Instructions to follow | Locate each line in the records containing "been". Copy it.

______________________________

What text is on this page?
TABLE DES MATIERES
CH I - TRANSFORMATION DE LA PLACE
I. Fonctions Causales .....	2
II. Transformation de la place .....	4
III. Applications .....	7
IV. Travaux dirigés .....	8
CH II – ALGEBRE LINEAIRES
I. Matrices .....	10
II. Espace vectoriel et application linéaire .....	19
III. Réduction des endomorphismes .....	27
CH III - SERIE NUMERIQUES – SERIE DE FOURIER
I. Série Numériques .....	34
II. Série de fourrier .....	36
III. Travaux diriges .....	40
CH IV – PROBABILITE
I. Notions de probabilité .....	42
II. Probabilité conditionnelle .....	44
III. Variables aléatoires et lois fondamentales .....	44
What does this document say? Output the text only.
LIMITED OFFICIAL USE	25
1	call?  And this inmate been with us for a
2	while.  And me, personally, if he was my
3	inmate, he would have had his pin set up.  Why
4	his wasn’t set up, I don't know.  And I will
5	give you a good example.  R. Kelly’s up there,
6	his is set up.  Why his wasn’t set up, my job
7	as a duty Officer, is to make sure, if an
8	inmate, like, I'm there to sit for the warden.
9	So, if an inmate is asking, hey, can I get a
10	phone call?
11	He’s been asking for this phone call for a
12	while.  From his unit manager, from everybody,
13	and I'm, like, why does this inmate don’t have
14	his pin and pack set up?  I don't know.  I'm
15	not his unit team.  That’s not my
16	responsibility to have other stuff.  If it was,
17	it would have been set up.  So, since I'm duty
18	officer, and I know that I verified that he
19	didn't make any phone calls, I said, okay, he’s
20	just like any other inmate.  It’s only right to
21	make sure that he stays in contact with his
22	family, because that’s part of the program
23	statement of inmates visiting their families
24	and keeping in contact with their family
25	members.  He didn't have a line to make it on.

______________________________

The solution |
1	call?  And this inmate been with us for a
11	He’s been asking for this phone call for a
17	it would have been set up.  So, since I'm duty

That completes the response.